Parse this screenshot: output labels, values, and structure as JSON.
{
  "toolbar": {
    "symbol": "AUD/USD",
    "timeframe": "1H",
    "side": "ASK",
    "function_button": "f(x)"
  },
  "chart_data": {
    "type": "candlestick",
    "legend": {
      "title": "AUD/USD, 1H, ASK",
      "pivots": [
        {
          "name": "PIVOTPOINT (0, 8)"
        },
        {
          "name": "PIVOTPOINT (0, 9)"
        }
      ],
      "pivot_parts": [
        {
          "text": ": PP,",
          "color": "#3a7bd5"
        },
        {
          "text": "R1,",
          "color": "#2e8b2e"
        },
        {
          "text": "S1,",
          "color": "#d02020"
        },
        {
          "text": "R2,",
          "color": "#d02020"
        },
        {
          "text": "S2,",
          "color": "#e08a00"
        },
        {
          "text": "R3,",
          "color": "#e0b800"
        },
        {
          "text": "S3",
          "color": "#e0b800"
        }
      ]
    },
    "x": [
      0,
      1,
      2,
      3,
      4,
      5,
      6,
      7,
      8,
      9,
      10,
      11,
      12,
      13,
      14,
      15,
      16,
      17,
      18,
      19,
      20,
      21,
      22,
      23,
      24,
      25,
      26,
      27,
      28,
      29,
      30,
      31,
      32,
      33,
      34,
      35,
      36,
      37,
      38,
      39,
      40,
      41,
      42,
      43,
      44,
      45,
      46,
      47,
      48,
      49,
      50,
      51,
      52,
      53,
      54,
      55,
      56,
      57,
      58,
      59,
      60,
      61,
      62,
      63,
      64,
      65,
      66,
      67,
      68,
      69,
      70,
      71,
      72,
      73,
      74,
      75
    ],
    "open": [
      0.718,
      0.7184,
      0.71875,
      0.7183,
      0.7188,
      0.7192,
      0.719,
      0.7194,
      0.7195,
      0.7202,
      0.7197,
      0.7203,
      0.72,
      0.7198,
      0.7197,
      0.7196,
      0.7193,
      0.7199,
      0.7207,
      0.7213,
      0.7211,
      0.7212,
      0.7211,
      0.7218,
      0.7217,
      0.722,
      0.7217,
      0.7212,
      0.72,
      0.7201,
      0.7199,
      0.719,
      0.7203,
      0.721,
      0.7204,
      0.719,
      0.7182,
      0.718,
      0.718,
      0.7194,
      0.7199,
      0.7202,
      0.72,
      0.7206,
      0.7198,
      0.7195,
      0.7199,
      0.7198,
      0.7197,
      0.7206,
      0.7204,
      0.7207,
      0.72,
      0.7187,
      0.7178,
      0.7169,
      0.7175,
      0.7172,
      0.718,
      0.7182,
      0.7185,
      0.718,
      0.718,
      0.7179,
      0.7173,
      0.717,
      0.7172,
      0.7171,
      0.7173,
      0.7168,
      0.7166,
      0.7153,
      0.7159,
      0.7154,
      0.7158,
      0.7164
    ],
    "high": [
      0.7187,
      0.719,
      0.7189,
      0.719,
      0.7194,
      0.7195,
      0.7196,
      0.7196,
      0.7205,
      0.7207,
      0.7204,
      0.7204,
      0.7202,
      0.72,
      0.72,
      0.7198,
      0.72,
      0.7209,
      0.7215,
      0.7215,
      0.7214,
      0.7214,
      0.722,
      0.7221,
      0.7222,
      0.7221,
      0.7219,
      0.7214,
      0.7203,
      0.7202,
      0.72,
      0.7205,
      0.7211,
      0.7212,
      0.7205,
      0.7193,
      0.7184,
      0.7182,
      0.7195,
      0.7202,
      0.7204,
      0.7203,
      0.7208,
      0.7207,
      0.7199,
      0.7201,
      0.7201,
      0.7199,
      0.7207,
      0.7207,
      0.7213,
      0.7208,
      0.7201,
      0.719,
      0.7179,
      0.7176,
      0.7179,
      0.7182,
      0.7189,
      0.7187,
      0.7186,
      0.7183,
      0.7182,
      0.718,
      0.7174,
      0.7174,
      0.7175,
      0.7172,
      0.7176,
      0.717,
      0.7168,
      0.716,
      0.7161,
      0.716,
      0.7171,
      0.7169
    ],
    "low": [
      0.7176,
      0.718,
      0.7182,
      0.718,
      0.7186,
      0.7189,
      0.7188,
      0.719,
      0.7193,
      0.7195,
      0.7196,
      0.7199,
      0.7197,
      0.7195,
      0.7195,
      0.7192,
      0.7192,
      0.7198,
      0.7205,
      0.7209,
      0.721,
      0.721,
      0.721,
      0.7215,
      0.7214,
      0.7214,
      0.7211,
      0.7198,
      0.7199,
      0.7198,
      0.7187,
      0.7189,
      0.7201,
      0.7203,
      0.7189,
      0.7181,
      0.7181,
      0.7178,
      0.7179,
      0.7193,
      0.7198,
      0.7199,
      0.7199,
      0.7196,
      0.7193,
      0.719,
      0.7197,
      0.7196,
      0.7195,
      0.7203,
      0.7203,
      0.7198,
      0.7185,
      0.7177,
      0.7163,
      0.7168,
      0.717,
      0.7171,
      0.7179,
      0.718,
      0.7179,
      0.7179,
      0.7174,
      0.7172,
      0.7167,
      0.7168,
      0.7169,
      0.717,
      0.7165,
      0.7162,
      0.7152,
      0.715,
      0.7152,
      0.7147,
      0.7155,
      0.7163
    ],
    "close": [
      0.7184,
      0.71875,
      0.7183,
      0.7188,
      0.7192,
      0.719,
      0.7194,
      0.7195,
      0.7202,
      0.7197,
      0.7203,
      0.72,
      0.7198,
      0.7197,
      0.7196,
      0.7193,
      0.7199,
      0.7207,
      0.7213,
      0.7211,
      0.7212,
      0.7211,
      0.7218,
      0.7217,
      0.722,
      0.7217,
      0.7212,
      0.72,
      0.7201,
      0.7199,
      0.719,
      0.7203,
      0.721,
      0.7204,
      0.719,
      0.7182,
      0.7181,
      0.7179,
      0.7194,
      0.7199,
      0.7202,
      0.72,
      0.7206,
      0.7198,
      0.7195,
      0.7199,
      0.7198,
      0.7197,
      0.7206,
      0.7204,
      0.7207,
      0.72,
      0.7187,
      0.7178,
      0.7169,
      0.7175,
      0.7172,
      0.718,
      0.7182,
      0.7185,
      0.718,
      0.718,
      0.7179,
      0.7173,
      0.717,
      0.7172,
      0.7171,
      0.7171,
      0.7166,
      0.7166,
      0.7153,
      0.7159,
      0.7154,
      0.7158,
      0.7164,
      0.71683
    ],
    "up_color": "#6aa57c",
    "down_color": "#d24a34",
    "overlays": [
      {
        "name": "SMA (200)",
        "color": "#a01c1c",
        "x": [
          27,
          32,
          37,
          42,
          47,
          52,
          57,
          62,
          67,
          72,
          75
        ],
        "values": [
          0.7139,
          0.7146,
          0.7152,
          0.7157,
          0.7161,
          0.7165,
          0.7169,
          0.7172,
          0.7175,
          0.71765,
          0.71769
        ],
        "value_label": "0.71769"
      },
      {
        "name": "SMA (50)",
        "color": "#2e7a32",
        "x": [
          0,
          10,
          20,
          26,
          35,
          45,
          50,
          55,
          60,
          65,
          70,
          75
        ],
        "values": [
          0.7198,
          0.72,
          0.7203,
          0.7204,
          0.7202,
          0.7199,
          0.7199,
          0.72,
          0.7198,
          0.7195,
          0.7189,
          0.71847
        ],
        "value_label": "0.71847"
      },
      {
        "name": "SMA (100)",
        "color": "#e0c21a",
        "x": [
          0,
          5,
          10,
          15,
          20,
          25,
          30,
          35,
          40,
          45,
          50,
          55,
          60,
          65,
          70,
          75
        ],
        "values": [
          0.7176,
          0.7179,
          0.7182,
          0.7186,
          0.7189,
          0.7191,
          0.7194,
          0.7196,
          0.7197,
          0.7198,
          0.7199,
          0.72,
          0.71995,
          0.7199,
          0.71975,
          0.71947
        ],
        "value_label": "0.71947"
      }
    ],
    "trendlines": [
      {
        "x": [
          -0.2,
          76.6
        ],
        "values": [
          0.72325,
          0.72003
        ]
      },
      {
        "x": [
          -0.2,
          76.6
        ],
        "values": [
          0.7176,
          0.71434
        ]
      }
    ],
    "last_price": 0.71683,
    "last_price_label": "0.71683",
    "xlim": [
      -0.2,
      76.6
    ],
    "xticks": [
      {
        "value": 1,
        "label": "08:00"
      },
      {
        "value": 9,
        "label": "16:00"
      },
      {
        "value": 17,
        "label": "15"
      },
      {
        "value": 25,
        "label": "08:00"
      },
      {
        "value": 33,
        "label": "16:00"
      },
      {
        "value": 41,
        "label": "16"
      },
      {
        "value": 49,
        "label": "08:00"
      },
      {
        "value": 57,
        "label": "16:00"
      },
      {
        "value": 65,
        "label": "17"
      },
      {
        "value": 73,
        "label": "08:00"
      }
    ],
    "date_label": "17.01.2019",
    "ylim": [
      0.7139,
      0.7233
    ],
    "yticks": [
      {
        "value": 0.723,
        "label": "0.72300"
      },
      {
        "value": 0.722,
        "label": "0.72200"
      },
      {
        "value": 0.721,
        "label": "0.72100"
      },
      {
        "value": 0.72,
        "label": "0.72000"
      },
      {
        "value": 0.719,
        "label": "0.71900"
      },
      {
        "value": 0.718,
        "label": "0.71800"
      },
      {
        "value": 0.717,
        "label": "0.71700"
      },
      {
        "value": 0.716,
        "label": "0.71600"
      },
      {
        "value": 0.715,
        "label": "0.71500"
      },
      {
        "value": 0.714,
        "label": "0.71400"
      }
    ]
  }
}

------------------------------------

§ **WORK TO BE COMPLETED**
Search the lines for "text". Copy each line that has it.

§ **SOLUTION**
          "text": ": PP,",
          "text": "R1,",
          "text": "S1,",
          "text": "R2,",
          "text": "S2,",
          "text": "R3,",
          "text": "S3",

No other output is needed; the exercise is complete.